Geleceğin Özgürleştirilmesi - 2

Yazarımız Sayın Atasoy Müftüoğlu'nın "Geleceğin Özgürleştirilmesi" başlıklı yazısının, ikinci bölümünü ilginize sunuyoruz:

Geleceğin Özgürleştirilmesi - 2

Vesayet süreçleri/ dönemleri ancak, sistematik bir bilinç mücadelesiyle açılabilir. Müslüman aydınların, entelektüellerin, milliyetçi ve mezhepçi önyargıların, yerli ve milli retoriğin sınırlarını aşarak, yoğun bir bilinç hareketliliğne öncülük etmeleri gerekir. ‘’Dövene elsiz gerek, sövene dilsiz gerek" Müslümanlığı ile hiçbir alanda, hiçbir mücadelenin kazanıldığı görülmemiş, duyulmamıştır.

Ortak aidiyet ve dayanışma bilincini kaybeden bir topluluk ya da kültürün gerçek anlamda islami bir sorumluluk üstlenmesi beklenemez.

İslam toplumlarına dayatılan sömürgeci gerçekliğin belirlediği sınırlar, yasalar, değerler içerisinde kalarak iktidar olmayı kabul etmek, bir gerçeklik dışında, bağımsız, özellikle de, İslami yeni gerçeklik ve iktidar alanları oluşturmasına hiç bir şekilde izin vermez, vermiyor.

Dayatılan gerçekliğin belirlediği sınırlar içerisinde kalarak iktidar olmak, sayıların/ niteliklerin, propaganda ve popülizmin iktidarı anlamına gelir, ilkelerin ve yapıların değil.

Seküler- ideolojik evrenselliğin, entelektüel/ felsefi kesinlik ve nihailik saplantısına, İslam toplumlarının akla/ düşünceye/ felsefeye yabancılaşmaları sebebiyle cevap verilemiyor. Akla, düşünceye, felsefeye yabancılaştığı için, kendilerini hamaset/ popülizm, milliyetçilik alanlarına kapatan toplumların, geleceği özgürleştirmeleri beklenemez. Geleceğimizi şu an yapıp ettiklerimiz belirler. İslam toplumlarının, bir yanda entelektüel emperyalizme tutsaklık/bağımlılık içerisinde bulundukları, bir diğer yanda da ulus- devlet kutsalları adına milliyetçiliklere, resmi hikayelerin kontrolüne mahkum oldukları bir dönemde, bağımsızlık yönünde asıl konuşulması gerekenleri konuşmadığımız açık bir gerçektir.

İslam toplumlarının, radikal bir dönüşüm için, geleneğin radikal bir eleştirel sorgulamaya eleştirel sorgulamaya tabi tutulmasını öncelikli bir sorun olarak kabul etmeleri gerekir. Kendi tarzı, yöntemi, dili, gündemi ile büyüleyen toplumsal/ kültürel/ bir bünye- cemaat- topluluk, hiçbir zaman böyle bir sorgulama yapamaz, yapmamıştır. Şimdinin sorunlarının, büyük ölçüde, geçmişten kaynaklanan nedenleri olduğunu kabul etmeliyiz.

[Bir sayfa düzeni veri kümesinden satırlar]

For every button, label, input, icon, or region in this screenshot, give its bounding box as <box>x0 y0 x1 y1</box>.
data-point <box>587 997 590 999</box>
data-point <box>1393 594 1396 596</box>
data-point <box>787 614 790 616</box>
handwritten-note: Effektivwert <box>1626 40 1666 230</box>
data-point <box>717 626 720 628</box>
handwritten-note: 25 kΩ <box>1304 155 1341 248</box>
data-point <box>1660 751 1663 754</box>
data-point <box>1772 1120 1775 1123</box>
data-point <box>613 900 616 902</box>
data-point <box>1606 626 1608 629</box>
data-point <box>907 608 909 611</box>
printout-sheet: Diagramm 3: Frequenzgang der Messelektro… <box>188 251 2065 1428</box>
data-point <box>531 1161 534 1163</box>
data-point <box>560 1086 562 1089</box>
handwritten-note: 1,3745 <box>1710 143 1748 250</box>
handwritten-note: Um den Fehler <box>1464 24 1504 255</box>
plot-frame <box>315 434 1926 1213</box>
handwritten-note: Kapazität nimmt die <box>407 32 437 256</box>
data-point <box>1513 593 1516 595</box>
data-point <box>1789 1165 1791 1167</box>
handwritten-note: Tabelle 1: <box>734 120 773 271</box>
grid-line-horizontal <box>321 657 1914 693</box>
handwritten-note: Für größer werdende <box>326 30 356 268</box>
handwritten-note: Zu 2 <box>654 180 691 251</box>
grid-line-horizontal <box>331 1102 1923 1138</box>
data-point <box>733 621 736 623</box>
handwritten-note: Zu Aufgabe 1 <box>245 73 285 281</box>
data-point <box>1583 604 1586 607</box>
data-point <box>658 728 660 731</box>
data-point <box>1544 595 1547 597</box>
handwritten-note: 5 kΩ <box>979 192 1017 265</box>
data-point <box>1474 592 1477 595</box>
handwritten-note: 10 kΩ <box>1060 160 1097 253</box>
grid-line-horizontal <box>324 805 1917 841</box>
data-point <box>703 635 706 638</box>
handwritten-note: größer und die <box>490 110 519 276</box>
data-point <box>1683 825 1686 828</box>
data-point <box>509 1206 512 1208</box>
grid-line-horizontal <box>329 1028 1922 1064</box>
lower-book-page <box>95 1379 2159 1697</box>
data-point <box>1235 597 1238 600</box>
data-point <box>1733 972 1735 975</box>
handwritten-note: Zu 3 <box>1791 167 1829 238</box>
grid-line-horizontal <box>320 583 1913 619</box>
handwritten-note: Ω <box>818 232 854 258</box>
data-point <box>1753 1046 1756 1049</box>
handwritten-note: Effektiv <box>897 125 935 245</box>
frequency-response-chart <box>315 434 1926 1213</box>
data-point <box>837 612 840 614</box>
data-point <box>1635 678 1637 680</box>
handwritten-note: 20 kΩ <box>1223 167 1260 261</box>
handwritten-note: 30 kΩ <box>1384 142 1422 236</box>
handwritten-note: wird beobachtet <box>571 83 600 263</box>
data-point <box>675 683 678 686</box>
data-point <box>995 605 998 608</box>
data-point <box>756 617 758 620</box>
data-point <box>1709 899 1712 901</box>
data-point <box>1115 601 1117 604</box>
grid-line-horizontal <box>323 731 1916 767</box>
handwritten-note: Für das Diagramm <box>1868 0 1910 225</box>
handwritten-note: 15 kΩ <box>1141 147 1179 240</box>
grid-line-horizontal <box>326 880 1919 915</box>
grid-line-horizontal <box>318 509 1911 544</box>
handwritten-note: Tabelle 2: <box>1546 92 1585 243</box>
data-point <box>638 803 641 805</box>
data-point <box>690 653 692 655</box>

**Yapılacak işler**:
**1.** Geleceğin özgürleştirilmesi üzerine olan yazıya göre şu soruları yanıtlayın:
(a) Vesayet süreçleri ancak neyle açılabilir?
(b) Ortak aidiyet ve dayanışma bilincini kaybeden bir topluluktan ne beklenemez?
(c) Geleceğimizi ne belirler?
**2.** Geleceğin özgürleştirilmesi üzerine olan yazıyı son cümlesinden sonra sürdürün.

**Yanıtlar**:
**1.**
(a) Sistematik bir bilinç mücadelesiyle.
(b) Gerçek anlamda İslami bir sorumluluk üstlenmesi.
(c) Şu an yapıp ettiklerimiz.

**2.**
Yapısal- radikal bir değişim/ dönüşüm için çok yönlü, tarihsel çapta entelektüel- felsefi çabalar harcamak ve bu amaca yönelik olarak içerik ve bilinç üretmek yerine,politik iktidarı ele geçirmek için çaba harcamanın ne anlama geldiğini ahlaki temelde analiz etmek zorundayız. İnsanlar, neyi putlaştırırsa ( para-şöhret-iktidar vb.) onun mahkumu- kölesi haline geliyor.

Entelektüel emperyalizm karşısında, İslami anlamda entelektüel bağımsızlığı gerçekleştirememek, entelektüel geleceğimizin de sömürgeleştirilmesi demektir. İslam ülkeleri- toplumları, bu toplumların düşünsel- kültürel- siyasal hayatları, yapısal altüst oluşlar ve istikrarsız bir gerçeklik içerisinde yaşadıkları için, fikirler- ilkeler doğrultusunda tercihler yapıyor, konum belirliyor. Her toplumda pragmatizm, ilgili toplumları dava bilincine yabancılaştırıyor. Toplumlarımızda halen yaşanmakta olan istikrarsız gerçeklik, büyük ölçüde emperyalistlerin küresel egemenlik ihtiraslarından, askeri- ideolojik politik egemenlik saplantılarından kaynaklanıyor. Emperyal küresel sorumsuzluk-barbarlık, zayıf güçsüz halkların ve toplumların haklarını ve onurlarını bütünüyle yok sayabiliyor.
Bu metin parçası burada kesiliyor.